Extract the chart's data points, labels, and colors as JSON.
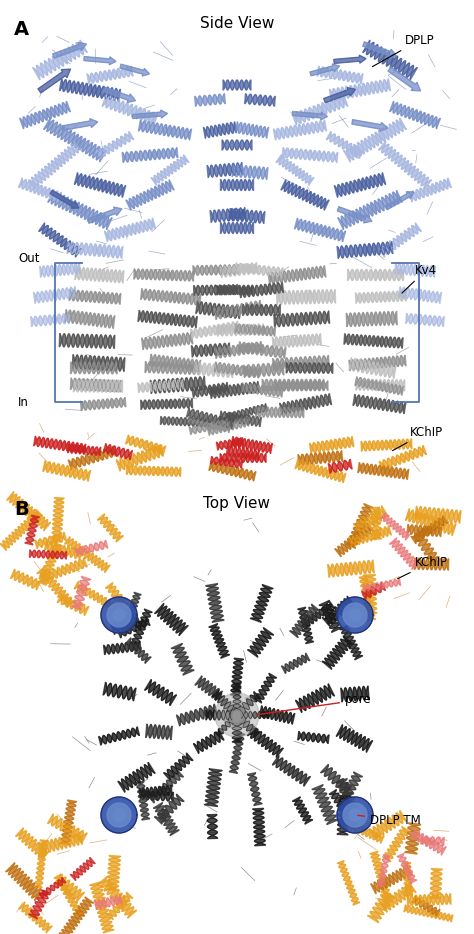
{
  "fig_width": 4.74,
  "fig_height": 9.34,
  "dpi": 100,
  "bg_color": "#ffffff",
  "panel_A": {
    "label": "A",
    "title": "Side View",
    "dplp_color_light": "#a8b8e0",
    "dplp_color_mid": "#7890c8",
    "dplp_color_dark": "#4a60a0",
    "kv4_color_light": "#c0c0c0",
    "kv4_color_mid": "#909090",
    "kv4_color_dark": "#505050",
    "kchip_color": "#e8a020",
    "kchip_color_dark": "#c07010",
    "red_accent": "#cc2020",
    "bracket_color": "#5575b5",
    "annot_line_color": "#000000"
  },
  "panel_B": {
    "label": "B",
    "title": "Top View",
    "kv4_dark": "#1a1a1a",
    "kv4_mid": "#383838",
    "kchip_color": "#e8a020",
    "kchip_dark": "#c07010",
    "red_accent": "#cc2020",
    "pink_accent": "#e87878",
    "blue_dplp": "#3050a8",
    "blue_dplp_light": "#6888cc"
  }
}
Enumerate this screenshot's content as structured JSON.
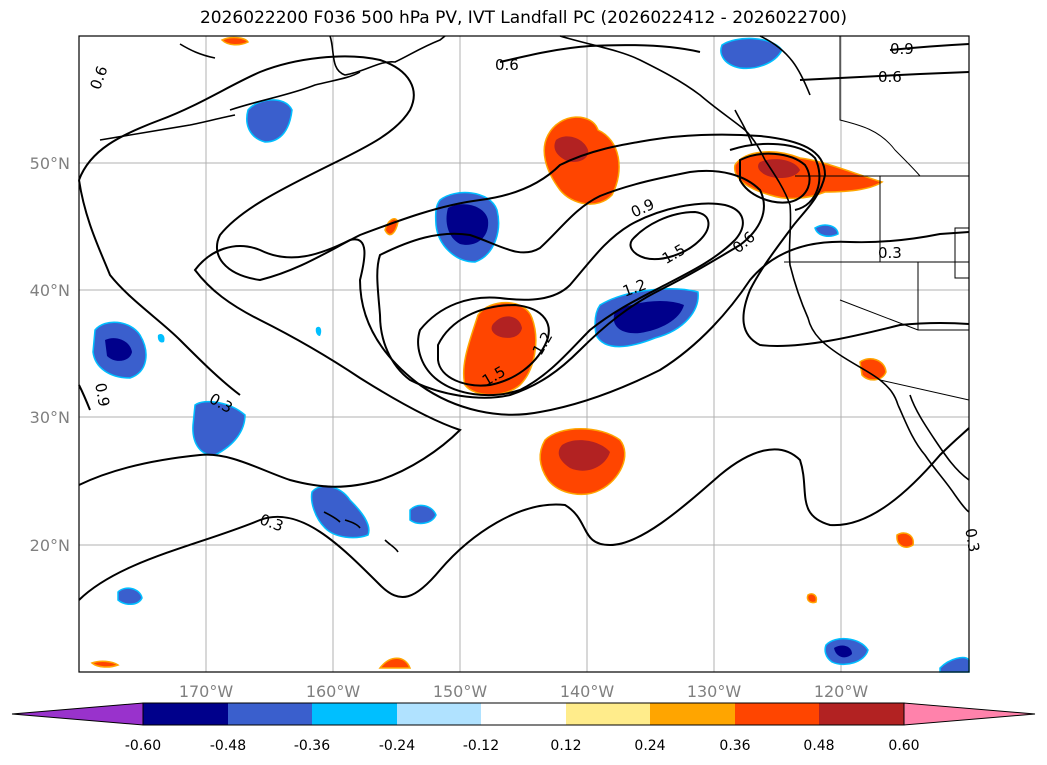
{
  "title": "2026022200 F036 500 hPa PV, IVT Landfall PC (2026022412 - 2026022700)",
  "lon_ticks": [
    "170°W",
    "160°W",
    "150°W",
    "140°W",
    "130°W",
    "120°W"
  ],
  "lat_ticks": [
    "50°N",
    "40°N",
    "30°N",
    "20°N"
  ],
  "contour_labels": [
    "0.6",
    "0.6",
    "0.9",
    "0.6",
    "0.9",
    "1.5",
    "1.2",
    "0.6",
    "0.3",
    "1.5",
    "1.2",
    "0.3",
    "0.3",
    "0.3",
    "0.9"
  ],
  "colorbar": {
    "tick_labels": [
      "-0.60",
      "-0.48",
      "-0.36",
      "-0.24",
      "-0.12",
      "0.12",
      "0.24",
      "0.36",
      "0.48",
      "0.60"
    ],
    "colors": [
      "#9932cc",
      "#00008b",
      "#3a5fcd",
      "#00bfff",
      "#b0e2ff",
      "#ffffff",
      "#ffec8b",
      "#ffa500",
      "#ff4500",
      "#b22222",
      "#ff82ab"
    ]
  },
  "chart_data": {
    "type": "map-contour",
    "title": "2026022200 F036 500 hPa PV, IVT Landfall PC (2026022412 - 2026022700)",
    "contour_levels": [
      0.3,
      0.6,
      0.9,
      1.2,
      1.5
    ],
    "shading_levels": [
      -0.6,
      -0.48,
      -0.36,
      -0.24,
      -0.12,
      0.12,
      0.24,
      0.36,
      0.48,
      0.6
    ],
    "xlim": [
      "180°W",
      "110°W"
    ],
    "ylim": [
      "10°N",
      "60°N"
    ],
    "grid": true
  }
}
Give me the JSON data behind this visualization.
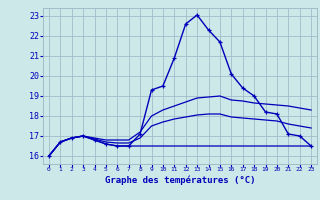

● AIM:
Repeat the data exactly in full, omitting its pictures.

● SOLUTION FOR THIS TASK:
Extract the chart's data points, labels, and colors as JSON.
{
  "fig_width": 4.74,
  "fig_height": 9.34,
  "dpi": 100,
  "bg_color": "#ffffff",
  "panel_A": {
    "label": "A",
    "title": "Side View",
    "dplp_color_light": "#a8b8e0",
    "dplp_color_mid": "#7890c8",
    "dplp_color_dark": "#4a60a0",
    "kv4_color_light": "#c0c0c0",
    "kv4_color_mid": "#909090",
    "kv4_color_dark": "#505050",
    "kchip_color": "#e8a020",
    "kchip_color_dark": "#c07010",
    "red_accent": "#cc2020",
    "bracket_color": "#5575b5",
    "annot_line_color": "#000000"
  },
  "panel_B": {
    "label": "B",
    "title": "Top View",
    "kv4_dark": "#1a1a1a",
    "kv4_mid": "#383838",
    "kchip_color": "#e8a020",
    "kchip_dark": "#c07010",
    "red_accent": "#cc2020",
    "pink_accent": "#e87878",
    "blue_dplp": "#3050a8",
    "blue_dplp_light": "#6888cc"
  }
}
Enumerate this screenshot's content as structured JSON.
{
  "title": "2026022200 F036 500 hPa PV, IVT Landfall PC (2026022412 - 2026022700)",
  "lon_ticks": [
    "170°W",
    "160°W",
    "150°W",
    "140°W",
    "130°W",
    "120°W"
  ],
  "lat_ticks": [
    "50°N",
    "40°N",
    "30°N",
    "20°N"
  ],
  "contour_labels": [
    "0.6",
    "0.6",
    "0.9",
    "0.6",
    "0.9",
    "1.5",
    "1.2",
    "0.6",
    "0.3",
    "1.5",
    "1.2",
    "0.3",
    "0.3",
    "0.3",
    "0.9"
  ],
  "colorbar": {
    "tick_labels": [
      "-0.60",
      "-0.48",
      "-0.36",
      "-0.24",
      "-0.12",
      "0.12",
      "0.24",
      "0.36",
      "0.48",
      "0.60"
    ],
    "colors": [
      "#9932cc",
      "#00008b",
      "#3a5fcd",
      "#00bfff",
      "#b0e2ff",
      "#ffffff",
      "#ffec8b",
      "#ffa500",
      "#ff4500",
      "#b22222",
      "#ff82ab"
    ]
  },
  "chart_data": {
    "type": "map-contour",
    "title": "2026022200 F036 500 hPa PV, IVT Landfall PC (2026022412 - 2026022700)",
    "contour_levels": [
      0.3,
      0.6,
      0.9,
      1.2,
      1.5
    ],
    "shading_levels": [
      -0.6,
      -0.48,
      -0.36,
      -0.24,
      -0.12,
      0.12,
      0.24,
      0.36,
      0.48,
      0.6
    ],
    "xlim": [
      "180°W",
      "110°W"
    ],
    "ylim": [
      "10°N",
      "60°N"
    ],
    "grid": true
  }
}
Give me the JSON data behind this visualization.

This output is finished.